** Given exercise **
Omit every picture and output the rest of the records exactly as they are.

Start of Records for processing

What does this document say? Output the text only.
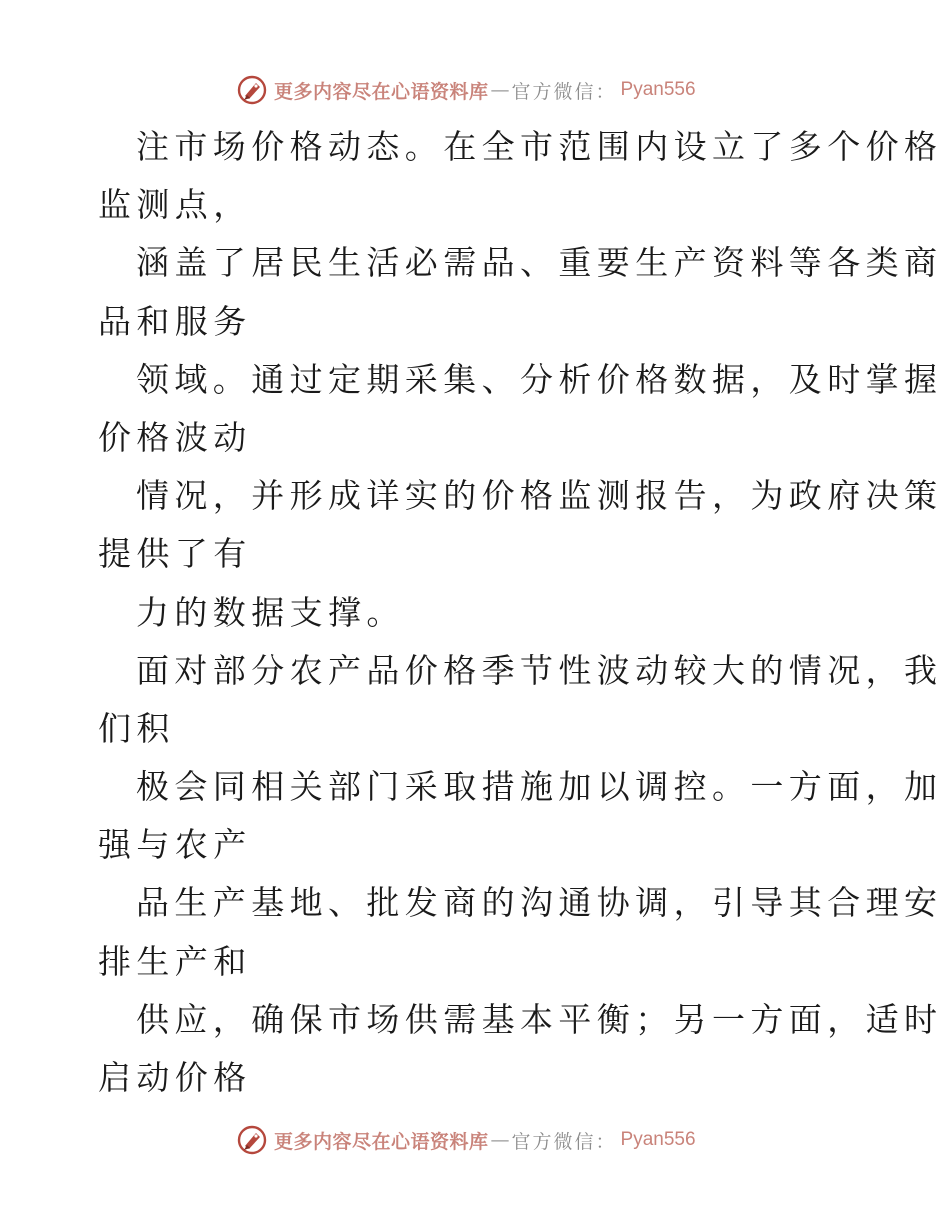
更多内容尽在心语资料库 — 官方微信： Pyan556
注市场价格动态。在全市范围内设立了多个价格
监测点，
涵盖了居民生活必需品、重要生产资料等各类商
品和服务
领域。通过定期采集、分析价格数据，及时掌握
价格波动
情况，并形成详实的价格监测报告，为政府决策
提供了有
力的数据支撑。
面对部分农产品价格季节性波动较大的情况，我
们积
极会同相关部门采取措施加以调控。一方面，加
强与农产
品生产基地、批发商的沟通协调，引导其合理安
排生产和
供应，确保市场供需基本平衡；另一方面，适时
启动价格
更多内容尽在心语资料库 — 官方微信： Pyan556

End of Records for processing

** Answer **
What does this document say? Output the text only.
更多内容尽在心语资料库 — 官方微信： Pyan556
注市场价格动态。在全市范围内设立了多个价格
监测点，
涵盖了居民生活必需品、重要生产资料等各类商
品和服务
领域。通过定期采集、分析价格数据，及时掌握
价格波动
情况，并形成详实的价格监测报告，为政府决策
提供了有
力的数据支撑。
面对部分农产品价格季节性波动较大的情况，我
们积
极会同相关部门采取措施加以调控。一方面，加
强与农产
品生产基地、批发商的沟通协调，引导其合理安
排生产和
供应，确保市场供需基本平衡；另一方面，适时
启动价格
更多内容尽在心语资料库 — 官方微信： Pyan556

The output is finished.